### Requirements
From the entries below, pull out each line where "this" appears.

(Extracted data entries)
..............................

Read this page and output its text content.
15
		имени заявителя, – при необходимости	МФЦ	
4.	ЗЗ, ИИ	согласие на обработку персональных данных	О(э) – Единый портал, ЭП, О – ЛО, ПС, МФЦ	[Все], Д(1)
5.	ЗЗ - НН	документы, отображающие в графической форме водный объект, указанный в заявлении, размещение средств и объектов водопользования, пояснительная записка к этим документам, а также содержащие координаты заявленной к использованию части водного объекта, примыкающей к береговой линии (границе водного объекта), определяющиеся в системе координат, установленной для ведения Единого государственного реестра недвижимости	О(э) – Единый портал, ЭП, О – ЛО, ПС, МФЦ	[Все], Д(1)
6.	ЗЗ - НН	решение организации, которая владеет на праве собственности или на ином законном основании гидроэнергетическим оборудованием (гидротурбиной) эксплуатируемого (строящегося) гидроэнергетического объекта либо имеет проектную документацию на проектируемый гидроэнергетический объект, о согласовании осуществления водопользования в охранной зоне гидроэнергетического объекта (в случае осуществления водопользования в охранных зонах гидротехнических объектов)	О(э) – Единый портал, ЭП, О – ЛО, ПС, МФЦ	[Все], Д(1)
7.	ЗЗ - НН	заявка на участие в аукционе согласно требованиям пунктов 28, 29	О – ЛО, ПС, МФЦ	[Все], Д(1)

..............................

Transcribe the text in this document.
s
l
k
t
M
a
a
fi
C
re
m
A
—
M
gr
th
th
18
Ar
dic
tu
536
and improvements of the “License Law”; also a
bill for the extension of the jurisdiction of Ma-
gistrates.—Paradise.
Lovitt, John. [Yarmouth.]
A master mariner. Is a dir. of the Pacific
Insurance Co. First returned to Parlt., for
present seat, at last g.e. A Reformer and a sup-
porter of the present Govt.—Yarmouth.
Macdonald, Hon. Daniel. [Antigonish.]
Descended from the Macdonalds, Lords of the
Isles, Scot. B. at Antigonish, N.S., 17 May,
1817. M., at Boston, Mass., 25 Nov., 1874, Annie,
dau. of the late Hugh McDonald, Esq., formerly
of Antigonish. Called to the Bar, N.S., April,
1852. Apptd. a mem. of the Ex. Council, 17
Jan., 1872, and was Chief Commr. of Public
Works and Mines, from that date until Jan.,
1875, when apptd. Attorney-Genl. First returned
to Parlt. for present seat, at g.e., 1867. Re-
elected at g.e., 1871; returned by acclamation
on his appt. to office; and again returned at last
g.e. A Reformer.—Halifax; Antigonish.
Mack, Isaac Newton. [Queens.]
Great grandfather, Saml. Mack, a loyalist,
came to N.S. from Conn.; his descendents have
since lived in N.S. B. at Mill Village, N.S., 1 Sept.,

..............................

### Worked solution
Read this page and output its text content.
Transcribe the text in this document.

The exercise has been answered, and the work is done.